Given exercise: Extract all lines in the data that contain the word "from".

-- start Records shown --

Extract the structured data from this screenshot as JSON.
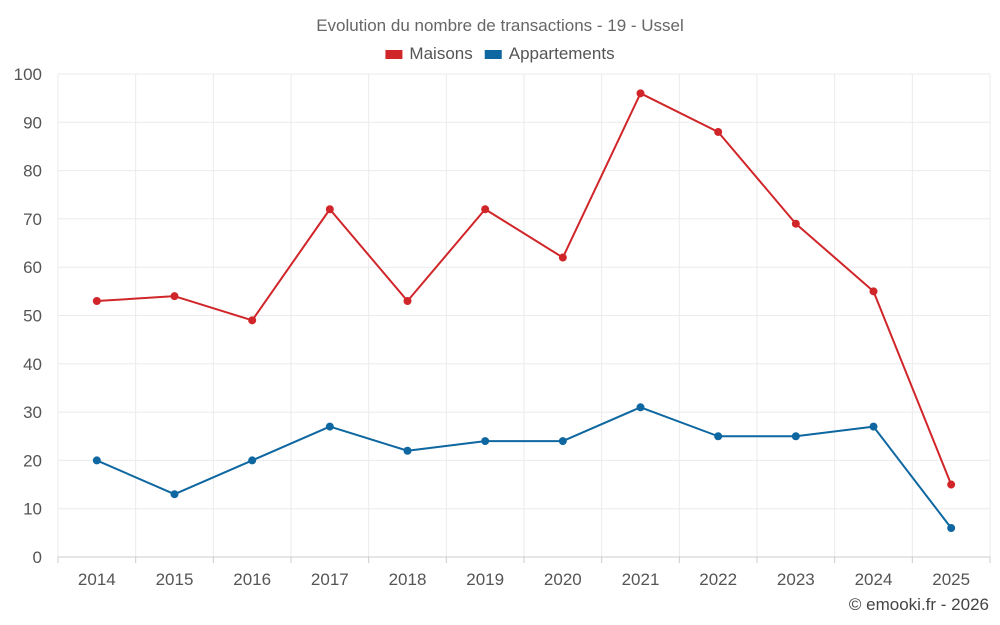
{
  "chart_data": {
    "type": "line",
    "title": "Evolution du nombre de transactions - 19 - Ussel",
    "categories": [
      "2014",
      "2015",
      "2016",
      "2017",
      "2018",
      "2019",
      "2020",
      "2021",
      "2022",
      "2023",
      "2024",
      "2025"
    ],
    "series": [
      {
        "name": "Maisons",
        "color": "#d0262a",
        "values": [
          53,
          54,
          49,
          72,
          53,
          72,
          62,
          96,
          88,
          69,
          55,
          15
        ]
      },
      {
        "name": "Appartements",
        "color": "#0e67a0",
        "values": [
          20,
          13,
          20,
          27,
          22,
          24,
          24,
          31,
          25,
          25,
          27,
          6
        ]
      }
    ],
    "ylim": [
      0,
      100
    ],
    "yticks": [
      0,
      10,
      20,
      30,
      40,
      50,
      60,
      70,
      80,
      90,
      100
    ],
    "grid": true,
    "legend_position": "top-center",
    "xlabel": "",
    "ylabel": ""
  },
  "credit": "© emooki.fr - 2026"
}
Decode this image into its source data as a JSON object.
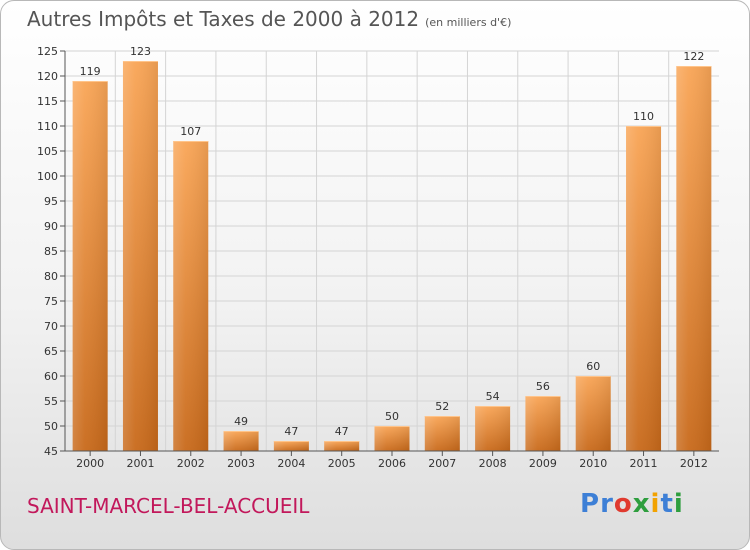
{
  "header": {
    "title": "Autres Impôts et Taxes de 2000 à 2012",
    "subtitle": "(en milliers d'€)"
  },
  "footer": {
    "commune": "SAINT-MARCEL-BEL-ACCUEIL",
    "logo_letters": [
      "P",
      "r",
      "o",
      "x",
      "i",
      "t",
      "i"
    ],
    "logo_colors": [
      "#3d7fd6",
      "#3d7fd6",
      "#e03a2f",
      "#2e9e3e",
      "#f2a200",
      "#3d7fd6",
      "#2e9e3e"
    ]
  },
  "colors": {
    "bar_top": "#f9a556",
    "bar_bottom": "#c8691a",
    "grid": "#d4d4d4",
    "axis": "#555555"
  },
  "chart_data": {
    "type": "bar",
    "categories": [
      "2000",
      "2001",
      "2002",
      "2003",
      "2004",
      "2005",
      "2006",
      "2007",
      "2008",
      "2009",
      "2010",
      "2011",
      "2012"
    ],
    "values": [
      119,
      123,
      107,
      49,
      47,
      47,
      50,
      52,
      54,
      56,
      60,
      110,
      122
    ],
    "ylim": [
      45,
      125
    ],
    "ytick_step": 5,
    "grid": true,
    "data_labels": true
  }
}
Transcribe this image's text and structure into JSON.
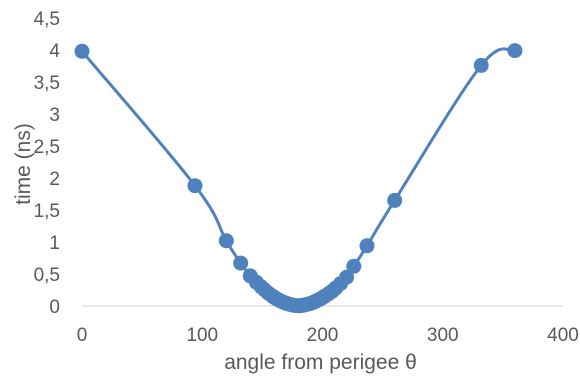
{
  "chart_data": {
    "type": "scatter",
    "title": "",
    "xlabel": "angle from perigee θ",
    "ylabel": "time (ns)",
    "xlim": [
      0,
      400
    ],
    "ylim": [
      0,
      4.5
    ],
    "x_ticks": [
      "0",
      "100",
      "200",
      "300",
      "400"
    ],
    "y_ticks": [
      "0",
      "0,5",
      "1",
      "1,5",
      "2",
      "2,5",
      "3",
      "3,5",
      "4",
      "4,5"
    ],
    "grid": false,
    "legend": "none",
    "color": "#4f81bd",
    "series": [
      {
        "x": [
          0,
          94,
          120,
          132,
          140,
          145,
          149,
          152,
          155,
          158,
          160,
          162,
          164,
          166,
          168,
          170,
          172,
          174,
          176,
          178,
          180,
          182,
          184,
          186,
          188,
          190,
          192,
          194,
          196,
          198,
          200,
          202,
          205,
          208,
          211,
          215,
          220,
          226,
          237,
          260,
          332,
          360
        ],
        "y": [
          3.98,
          1.88,
          1.02,
          0.67,
          0.47,
          0.37,
          0.3,
          0.25,
          0.2,
          0.16,
          0.135,
          0.11,
          0.09,
          0.07,
          0.055,
          0.04,
          0.03,
          0.02,
          0.012,
          0.006,
          0.003,
          0.006,
          0.012,
          0.02,
          0.03,
          0.04,
          0.055,
          0.07,
          0.09,
          0.11,
          0.13,
          0.155,
          0.19,
          0.23,
          0.28,
          0.35,
          0.45,
          0.62,
          0.94,
          1.65,
          3.76,
          3.99
        ]
      }
    ]
  }
}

-- end Records shown --

Final result:
Extract the structured data from this screenshot as JSON.
    "xlabel": "angle from perigee θ",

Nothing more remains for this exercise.